What follows is the result of a non-alcoholic evening at home spent writing music reviews......

They say one perk of working in the music industry is free CDs, but what they forget to add is that 99% of them are neither mind-blowing nor truly awful, but just stuck in musical purgatory aka mediocrity, a problem far more insidious than we'd like to believe. Why? Because mediocrity can fool you—it can fake it, put up a front for awhile, act like it's a great pop record when its foundation is baseless, hollow, devoid of any heart and soul. The old music tricks have been well perfected by nearly everyone currently playing in a band, so for most it's easy to dream up a few seemingly well-written pop songs to fool everyone into believing it's the real thing. And by the time the fakes are exposed, no one even cares. They've moved onto to the next mediocre catch of the week.
Accepting mediocrity is accepting the dumbing down of music to the lowest common denominator. If most current music averages at about a C, then a B- record is going to be heralded as a friggin' masterpiece just because it's not a C! The grading curve should NEVER be applied to art. It encourages laziness and unoriginality, which is exactly what plagues music today.
Knowing music's potential- those Brill Building songwriters, the Beatles, the girl groups, ABBA, the Beach Boys, the Rolling Stones (and I HATE the Rolling Stones!, which is good thing because at least they give me something to react to, unlike most artists today), the Bee Gees, and even more recent favorites like My Bloody Valentine, the Cardigans, the Pixies—I just don't have the means to accept anything that doesn't strive to be up there with the greats. Everyone should strive for greatness, because that's the only way one will ever come close to achieving it. Striving to be great and just ripping off the greats are two different things. My advice to those groups who are so uninspired as to rip off the Beatles or the Beach Boys or whoever so blatantly (and without adding anything new to the musical equation) is to stop. There are WAAAY too many of you, and it's getting mighty crowded.

### WRITTEN INSTRUCTION A
Rewrite everything from "They say one" down to "of the week." in the essay on music reviewing, substituting "musical limbo" for "musical purgatory".
### WRITTEN INSTRUCTION B
Reproduce all of the entries below word for word, leaving out the pictures.
The entries are unrelated to the essay on music reviewing.

### DATA ENTRIES
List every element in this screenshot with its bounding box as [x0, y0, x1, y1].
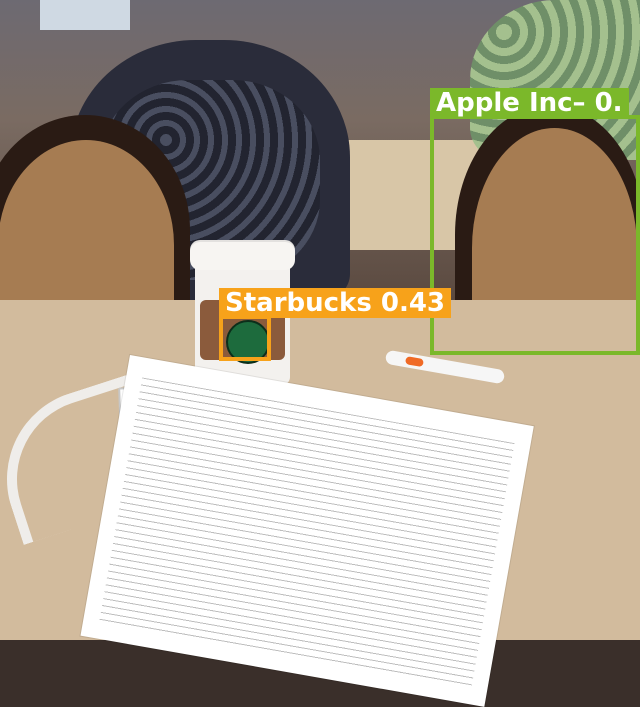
coffee-cup-lid: [190, 240, 295, 270]
paper-text-lines: [99, 377, 515, 690]
detection-apple-box: [430, 115, 640, 355]
detection-starbucks-label: Starbucks 0.43: [219, 288, 451, 318]
projection-screen: [40, 0, 130, 30]
detection-starbucks-box: [219, 315, 271, 361]
detection-apple-label: Apple Inc– 0.: [430, 88, 629, 118]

### WRITTEN RESPONSE A
They say one perk of working in the music industry is free CDs, but what they forget to add is that 99% of them are neither mind-blowing nor truly awful, but just stuck in musical limbo aka mediocrity, a problem far more insidious than we'd like to believe. Why? Because mediocrity can fool you—it can fake it, put up a front for awhile, act like it's a great pop record when its foundation is baseless, hollow, devoid of any heart and soul. The old music tricks have been well perfected by nearly everyone currently playing in a band, so for most it's easy to dream up a few seemingly well-written pop songs to fool everyone into believing it's the real thing. And by the time the fakes are exposed, no one even cares. They've moved onto to the next mediocre catch of the week.

### WRITTEN RESPONSE B
List every element in this screenshot with its bounding box as [x0, y0, x1, y1].
coffee-cup-lid: [190, 240, 295, 270]
paper-text-lines: [99, 377, 515, 690]
detection-apple-box: [430, 115, 640, 355]
detection-starbucks-label: Starbucks 0.43: [219, 288, 451, 318]
projection-screen: [40, 0, 130, 30]
detection-starbucks-box: [219, 315, 271, 361]
detection-apple-label: Apple Inc– 0.: [430, 88, 629, 118]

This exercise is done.